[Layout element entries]
%%

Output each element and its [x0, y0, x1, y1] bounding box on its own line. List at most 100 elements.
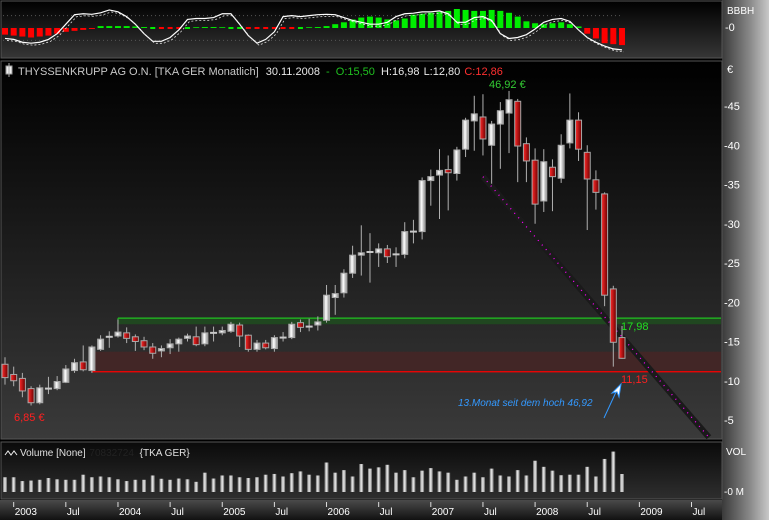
- indicator-bar: [384, 19, 391, 28]
- candle-up: [357, 252, 365, 256]
- indicator-bar: [479, 10, 486, 28]
- candle-up: [71, 362, 79, 372]
- candle-up: [557, 144, 565, 179]
- y-tick-label: -35: [724, 180, 740, 192]
- header-date: 30.11.2008: [266, 66, 320, 78]
- volume-bar: [11, 477, 16, 492]
- volume-bar: [333, 472, 338, 492]
- indicator-bar: [592, 28, 599, 39]
- indicator-bar: [219, 27, 226, 28]
- x-tick-label: 2007: [432, 507, 455, 518]
- candle-up: [427, 176, 435, 182]
- indicator-bar: [323, 26, 330, 28]
- volume-bar: [159, 478, 164, 492]
- candle-down: [10, 373, 18, 382]
- indicator-bar: [36, 28, 43, 37]
- volume-bar: [220, 475, 225, 492]
- volume-bar: [124, 481, 129, 492]
- indicator-bar: [549, 23, 556, 28]
- y-tick-label: -40: [724, 140, 740, 152]
- resistance-label: 11,15: [621, 374, 648, 386]
- candle-down: [592, 179, 600, 193]
- volume-bar: [324, 462, 329, 492]
- indicator-zero-label: -0: [725, 22, 735, 34]
- candle-down: [296, 322, 304, 328]
- volume-bar: [376, 467, 381, 492]
- candle-up: [227, 323, 235, 332]
- volume-bar: [446, 472, 451, 492]
- candle-up: [505, 99, 513, 114]
- annotation-note: 13.Monat seit dem hoch 46,92: [458, 398, 593, 409]
- volume-bar: [289, 473, 294, 492]
- header-sep: -: [326, 66, 330, 78]
- indicator-bar: [45, 28, 52, 36]
- indicator-bar: [419, 13, 426, 28]
- volume-bar: [437, 471, 442, 492]
- levels-layer: [91, 174, 722, 440]
- volume-bar: [507, 476, 512, 492]
- candle-down: [601, 193, 609, 296]
- candle-up: [288, 323, 296, 339]
- indicator-bar: [332, 24, 339, 28]
- volume-bar: [150, 475, 155, 492]
- candles-layer: [1, 90, 626, 406]
- header-high: H:16,98: [381, 66, 420, 78]
- header-open: O:15,50: [336, 66, 375, 78]
- candle-up: [175, 338, 183, 345]
- x-tick-label: Jul: [171, 507, 184, 518]
- indicator-bar: [88, 28, 95, 29]
- indicator-bar: [10, 28, 17, 36]
- volume-bar: [307, 474, 312, 492]
- volume-bar: [37, 479, 42, 492]
- candle-down: [514, 100, 522, 147]
- indicator-bar: [349, 19, 356, 28]
- indicator-bar: [263, 27, 269, 29]
- volume-symbol: {TKA GER}: [140, 448, 191, 459]
- indicator-bar: [566, 24, 573, 28]
- support-label: 17,98: [621, 321, 649, 333]
- volume-bar: [255, 477, 260, 492]
- candle-down: [140, 340, 148, 348]
- indicator-bar: [201, 27, 208, 28]
- volume-bar: [463, 476, 468, 492]
- candle-up: [436, 169, 443, 176]
- indicator-bar: [271, 27, 277, 29]
- candle-down: [575, 119, 583, 150]
- indicator-bar: [193, 27, 200, 28]
- indicator-bar: [575, 26, 582, 28]
- volume-bar: [176, 478, 181, 492]
- volume-bar: [359, 464, 364, 492]
- candle-up: [157, 348, 165, 352]
- indicator-bar: [523, 21, 530, 28]
- volume-bar: [350, 476, 355, 492]
- volume-zero-label: -0 M: [724, 487, 744, 498]
- indicator-bar: [132, 26, 139, 28]
- candle-up: [166, 343, 174, 349]
- indicator-bar: [167, 27, 173, 29]
- indicator-bar: [210, 27, 217, 28]
- indicator-bar: [114, 26, 121, 28]
- volume-bar: [228, 475, 233, 492]
- candle-up: [540, 161, 548, 202]
- candle-up: [453, 149, 461, 175]
- candle-down: [522, 143, 530, 162]
- volume-bar: [341, 470, 346, 492]
- indicator-bar: [532, 23, 539, 28]
- volume-bar: [98, 476, 103, 492]
- indicator-layer: [2, 9, 625, 53]
- volume-bar: [315, 475, 320, 492]
- indicator-bar: [62, 28, 69, 32]
- indicator-bar: [80, 28, 87, 30]
- volume-bar: [480, 477, 485, 492]
- volume-bar: [237, 477, 242, 492]
- volume-bar: [498, 475, 503, 492]
- candle-up: [488, 123, 496, 146]
- x-tick-label: 2004: [119, 507, 142, 518]
- volume-bar: [211, 478, 216, 492]
- volume-bar: [298, 471, 303, 492]
- volume-bar: [89, 477, 94, 492]
- indicator-bar: [497, 10, 504, 28]
- candle-up: [53, 381, 61, 390]
- volume-bar: [20, 481, 25, 492]
- volume-bar: [602, 458, 607, 492]
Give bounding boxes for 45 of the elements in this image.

%%

What you will do:
Please update the records by replacing every "volume-bar" with "volume-column" and leaving everything else unchanged. Omit the pictures from your answer.

Response:
Output each element and its [x0, y0, x1, y1] bounding box on its own line. List at most 100 elements.
- indicator-bar: [384, 19, 391, 28]
- candle-up: [357, 252, 365, 256]
- indicator-bar: [479, 10, 486, 28]
- candle-up: [71, 362, 79, 372]
- candle-up: [557, 144, 565, 179]
- y-tick-label: -35: [724, 180, 740, 192]
- header-date: 30.11.2008: [266, 66, 320, 78]
- volume-column: [11, 477, 16, 492]
- volume-column: [333, 472, 338, 492]
- indicator-bar: [592, 28, 599, 39]
- indicator-bar: [219, 27, 226, 28]
- x-tick-label: 2007: [432, 507, 455, 518]
- candle-up: [427, 176, 435, 182]
- indicator-bar: [323, 26, 330, 28]
- volume-column: [159, 478, 164, 492]
- candle-down: [10, 373, 18, 382]
- indicator-bar: [36, 28, 43, 37]
- volume-column: [220, 475, 225, 492]
- volume-column: [124, 481, 129, 492]
- indicator-bar: [549, 23, 556, 28]
- y-tick-label: -40: [724, 140, 740, 152]
- resistance-label: 11,15: [621, 374, 648, 386]
- candle-down: [592, 179, 600, 193]
- volume-column: [324, 462, 329, 492]
- indicator-zero-label: -0: [725, 22, 735, 34]
- candle-down: [296, 322, 304, 328]
- volume-column: [376, 467, 381, 492]
- candle-up: [227, 323, 235, 332]
- volume-column: [446, 472, 451, 492]
- candle-up: [505, 99, 513, 114]
- annotation-note: 13.Monat seit dem hoch 46,92: [458, 398, 593, 409]
- volume-column: [289, 473, 294, 492]
- header-sep: -: [326, 66, 330, 78]
- indicator-bar: [45, 28, 52, 36]
- indicator-bar: [419, 13, 426, 28]
- volume-column: [437, 471, 442, 492]
- levels-layer: [91, 174, 722, 440]
- volume-column: [507, 476, 512, 492]
- candle-down: [601, 193, 609, 296]
- candle-up: [288, 323, 296, 339]
- indicator-bar: [332, 24, 339, 28]
- volume-column: [150, 475, 155, 492]
- candles-layer: [1, 90, 626, 406]
- header-high: H:16,98: [381, 66, 420, 78]
- header-open: O:15,50: [336, 66, 375, 78]
- candle-up: [175, 338, 183, 345]
- x-tick-label: Jul: [171, 507, 184, 518]
- indicator-bar: [88, 28, 95, 29]
- indicator-bar: [10, 28, 17, 36]
- volume-column: [307, 474, 312, 492]
- volume-column: [37, 479, 42, 492]
- candle-down: [514, 100, 522, 147]
- indicator-bar: [349, 19, 356, 28]
- indicator-bar: [263, 27, 269, 29]
- volume-symbol: {TKA GER}: [140, 448, 191, 459]
- indicator-bar: [566, 24, 573, 28]
- support-label: 17,98: [621, 321, 649, 333]
- volume-column: [255, 477, 260, 492]
- candle-down: [140, 340, 148, 348]
- indicator-bar: [201, 27, 208, 28]
- volume-column: [463, 476, 468, 492]
- candle-up: [436, 169, 443, 176]
- indicator-bar: [271, 27, 277, 29]
- candle-down: [575, 119, 583, 150]
- indicator-bar: [193, 27, 200, 28]
- indicator-bar: [575, 26, 582, 28]
- volume-column: [176, 478, 181, 492]
- volume-column: [359, 464, 364, 492]
- candle-up: [157, 348, 165, 352]
- indicator-bar: [523, 21, 530, 28]
- volume-column: [350, 476, 355, 492]
- volume-zero-label: -0 M: [724, 487, 744, 498]
- indicator-bar: [132, 26, 139, 28]
- candle-up: [166, 343, 174, 349]
- indicator-bar: [167, 27, 173, 29]
- indicator-bar: [210, 27, 217, 28]
- indicator-bar: [114, 26, 121, 28]
- volume-column: [228, 475, 233, 492]
- candle-up: [540, 161, 548, 202]
- candle-up: [453, 149, 461, 175]
- candle-down: [522, 143, 530, 162]
- volume-column: [341, 470, 346, 492]
- indicator-bar: [532, 23, 539, 28]
- volume-column: [98, 476, 103, 492]
- indicator-layer: [2, 9, 625, 53]
- volume-column: [315, 475, 320, 492]
- indicator-bar: [62, 28, 69, 32]
- indicator-bar: [80, 28, 87, 30]
- volume-column: [480, 477, 485, 492]
- volume-column: [237, 477, 242, 492]
- volume-column: [498, 475, 503, 492]
- candle-up: [488, 123, 496, 146]
- x-tick-label: 2004: [119, 507, 142, 518]
- volume-column: [211, 478, 216, 492]
- volume-column: [298, 471, 303, 492]
- volume-column: [89, 477, 94, 492]
- indicator-bar: [497, 10, 504, 28]
- candle-up: [53, 381, 61, 390]
- volume-column: [20, 481, 25, 492]
- volume-column: [602, 458, 607, 492]
Give bounding boxes for 45 of the elements in this image.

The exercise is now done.